◆ REQUIRED TASKS
• a. From the diary entry, transcribe the part that opens with the words containing "Haven't got round" and closes with "wanting to get up.".
• b. In its final paragraph, the diary entry lists the things the writer had done that made life seem to be going well. List each of them.
• c. According to the diary entry, what does the writer say they don't do as a rule?
-- PROVIDED PASSAGE follows --
19/11/2014

Haven't got round to writing in a while. Everything had been going well, I was getting on with my life and barely even noticing my mental health problems holding me back. Back to work had been going well and people around me had even noticed how well I was doing and then today I woke up and I just knew that I didn't feel right again.

I was over taken by a low mood yet again, almost depressed if anything but I wasn't sure why. I should have noticed a couple of days ago looking back at it but I can't change that now. I've been on the verge of tears yet again, for me that's a big deal because as a rule I don't cry, I've been struggling to sleep and then sleeping too long and not wanting to get up.

I haven't even wanted to talk about it because I've just got past the point of most conversations revolving around my anxiety and it's been nice for it not always to be a focus for the last few weeks.

Today I've tried to find whats been the trigger/s this time and I can't put my finger on it, if anything I thought everything had been going so well and was quite happy and content with things, I've nearly finished my business plan, I now have a registered company, I'm back at work and earning money, I've been out to town often and actually just been out to see people and not always spend time on my own.
-- PROVIDED PASSAGE concluded --
-- EXTRACTED INFORMATION follows --
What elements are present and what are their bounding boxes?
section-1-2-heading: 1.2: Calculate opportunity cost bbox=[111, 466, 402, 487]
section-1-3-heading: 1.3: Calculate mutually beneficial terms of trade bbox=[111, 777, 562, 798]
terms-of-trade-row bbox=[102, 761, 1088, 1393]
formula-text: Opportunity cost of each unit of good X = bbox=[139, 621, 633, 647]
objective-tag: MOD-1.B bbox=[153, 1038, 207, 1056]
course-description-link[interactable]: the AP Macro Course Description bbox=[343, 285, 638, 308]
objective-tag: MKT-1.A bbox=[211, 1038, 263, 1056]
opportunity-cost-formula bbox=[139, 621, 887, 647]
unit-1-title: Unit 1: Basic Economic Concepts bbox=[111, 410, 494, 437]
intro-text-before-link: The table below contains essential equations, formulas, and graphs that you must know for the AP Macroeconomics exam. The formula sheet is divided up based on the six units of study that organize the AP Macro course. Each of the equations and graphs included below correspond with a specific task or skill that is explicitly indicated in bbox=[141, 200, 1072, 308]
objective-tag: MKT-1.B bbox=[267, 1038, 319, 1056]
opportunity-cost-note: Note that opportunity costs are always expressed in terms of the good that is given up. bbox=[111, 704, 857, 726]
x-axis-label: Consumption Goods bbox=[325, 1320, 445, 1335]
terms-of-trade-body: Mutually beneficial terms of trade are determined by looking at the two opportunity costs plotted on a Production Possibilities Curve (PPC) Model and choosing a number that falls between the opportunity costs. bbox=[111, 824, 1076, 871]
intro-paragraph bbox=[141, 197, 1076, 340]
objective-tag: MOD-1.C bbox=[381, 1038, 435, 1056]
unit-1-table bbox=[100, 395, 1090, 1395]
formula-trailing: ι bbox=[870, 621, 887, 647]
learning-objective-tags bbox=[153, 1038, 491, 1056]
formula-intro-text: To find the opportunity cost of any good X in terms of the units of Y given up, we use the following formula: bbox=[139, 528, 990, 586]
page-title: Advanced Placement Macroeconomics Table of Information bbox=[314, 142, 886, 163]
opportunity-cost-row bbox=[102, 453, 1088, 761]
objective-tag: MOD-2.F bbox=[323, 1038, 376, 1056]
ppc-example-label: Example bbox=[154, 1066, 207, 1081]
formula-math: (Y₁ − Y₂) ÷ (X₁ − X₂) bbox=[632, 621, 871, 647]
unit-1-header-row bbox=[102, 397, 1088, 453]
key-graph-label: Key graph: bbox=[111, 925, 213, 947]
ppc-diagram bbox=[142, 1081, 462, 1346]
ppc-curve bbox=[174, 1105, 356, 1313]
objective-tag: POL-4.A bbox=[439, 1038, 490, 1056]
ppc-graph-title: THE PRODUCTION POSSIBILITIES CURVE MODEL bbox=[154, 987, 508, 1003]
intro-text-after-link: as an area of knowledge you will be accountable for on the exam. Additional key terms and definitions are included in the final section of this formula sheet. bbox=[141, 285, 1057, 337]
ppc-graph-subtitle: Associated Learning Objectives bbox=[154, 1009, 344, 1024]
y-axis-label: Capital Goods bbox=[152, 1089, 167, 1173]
-- EXTRACTED INFORMATION concluded --
◆ WRITTEN ANSWERS
• a.
Haven't got round to writing in a while. Everything had been going well, I was getting on with my life and barely even noticing my mental health problems holding me back. Back to work had been going well and people around me had even noticed how well I was doing and then today I woke up and I just knew that I didn't feel right again.

I was over taken by a low mood yet again, almost depressed if anything but I wasn't sure why. I should have noticed a couple of days ago looking back at it but I can't change that now. I've been on the verge of tears yet again, for me that's a big deal because as a rule I don't cry, I've been struggling to sleep and then sleeping too long and not wanting to get up.

• b.
- Nearly finished a business plan
- Now has a registered company
- Back at work and earning money
- Has been out to town often
- Has been out to see people instead of always spending time alone

• c. Cry.